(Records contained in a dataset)
>>>>

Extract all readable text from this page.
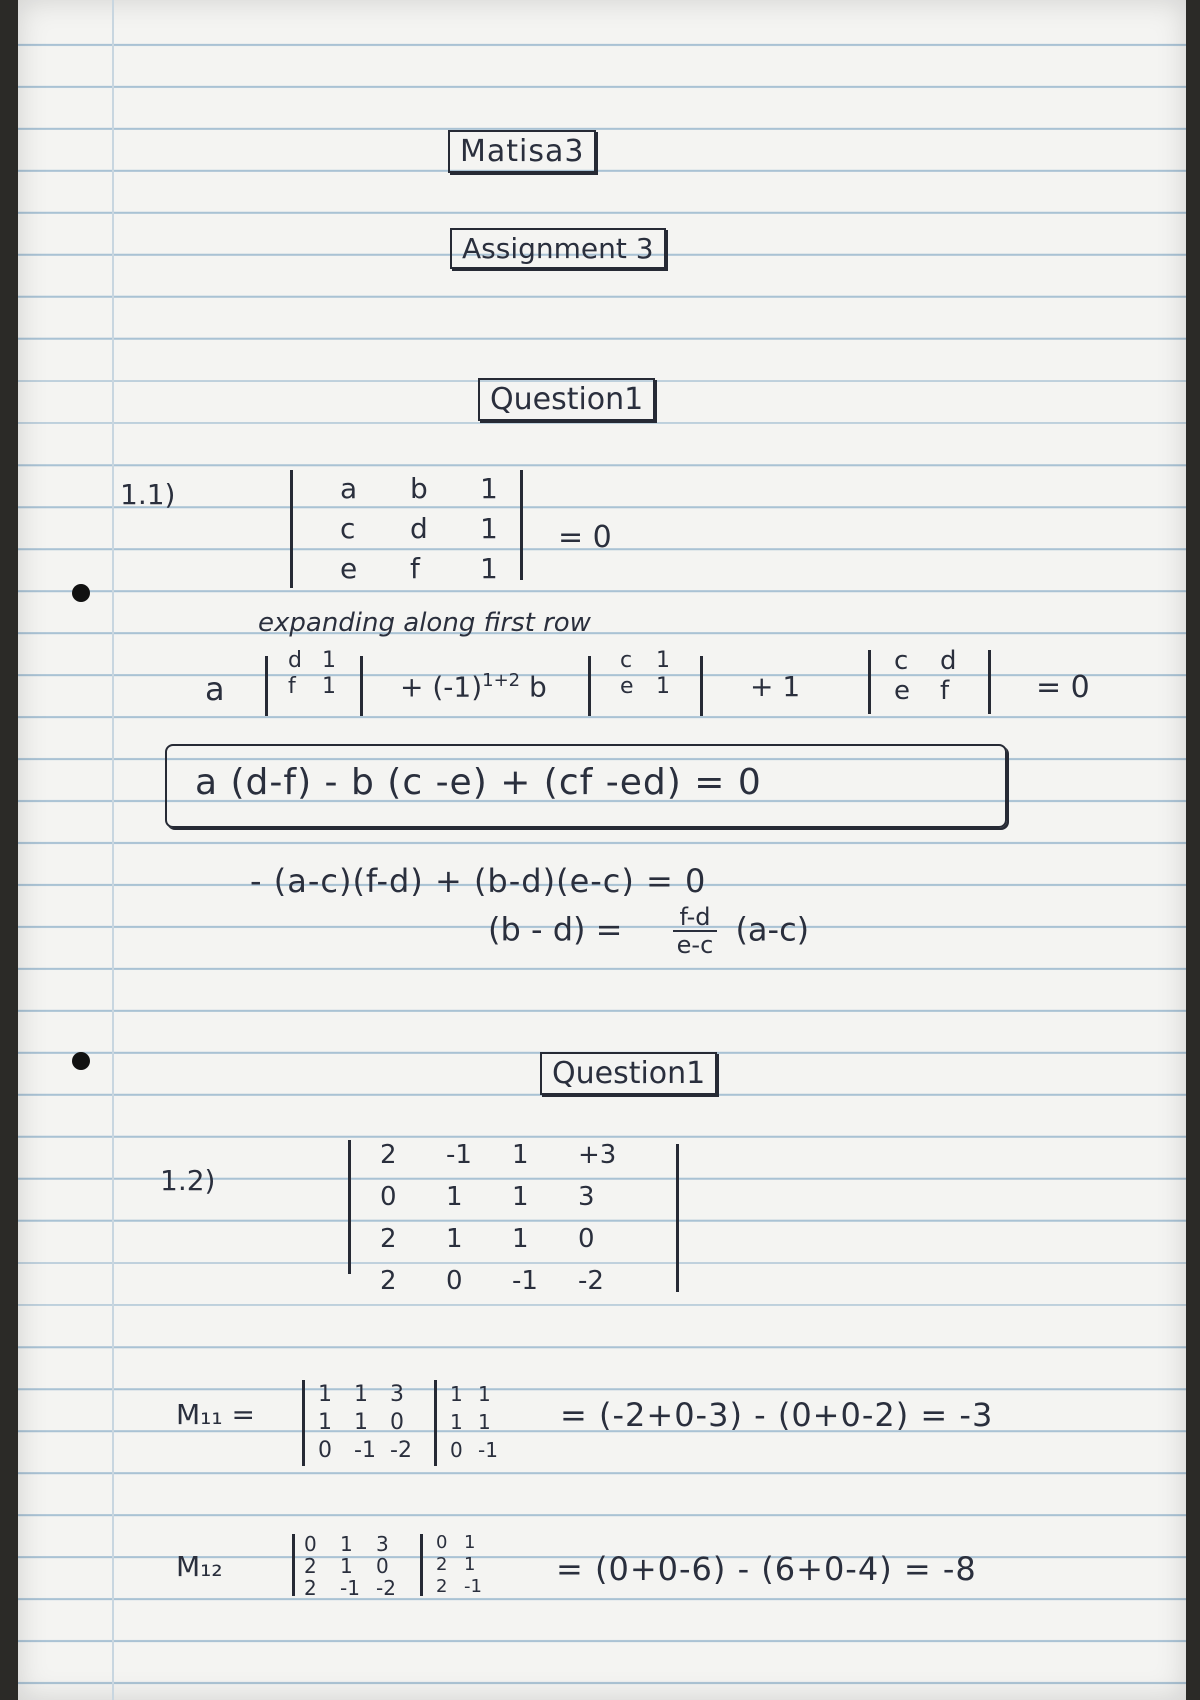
Matisa3
Assignment 3
Question1
1.1)	a b 1
c d 1
e f 1
= 0
expanding along first row
a
d 1
f $1 + (-1)^{1+2}$ b
c 1
e 1	+ 1
c d
e f	= 0
a (d-f) - b (c -e) + (cf -ed) = 0
- (a-c)(f-d) + (b-d)(e-c) = 0
$(b - d) = \frac{f-d}{e-c} (a-c)$
Question1
1.2)
2 -1 1 +3
0 1 1 3
2 1 1 0
2 0 -1 -2
M₁₁ =
1 1 3
1 1 0
0 -1 -2
1 1
1 1
0 -1
= (-2+0-3) - (0+0-2) = -3
M₁₂
0 1 3
2 1 0
2 -1 -2
0 1
2 1
2 -1 = (0+0-6) - (6+0-4) = -8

<<<<

■ **Problem to work on**
Repeat the lines above exactly, and keep every picture out.

■ **Result**
Extract all readable text from this page.
Matisa3
Assignment 3
Question1
1.1)	a b 1
c d 1
e f 1
= 0
expanding along first row
a
d 1
f $1 + (-1)^{1+2}$ b
c 1
e 1	+ 1
c d
e f	= 0
a (d-f) - b (c -e) + (cf -ed) = 0
- (a-c)(f-d) + (b-d)(e-c) = 0
$(b - d) = \frac{f-d}{e-c} (a-c)$
Question1
1.2)
2 -1 1 +3
0 1 1 3
2 1 1 0
2 0 -1 -2
M₁₁ =
1 1 3
1 1 0
0 -1 -2
1 1
1 1
0 -1
= (-2+0-3) - (0+0-2) = -3
M₁₂
0 1 3
2 1 0
2 -1 -2
0 1
2 1
2 -1 = (0+0-6) - (6+0-4) = -8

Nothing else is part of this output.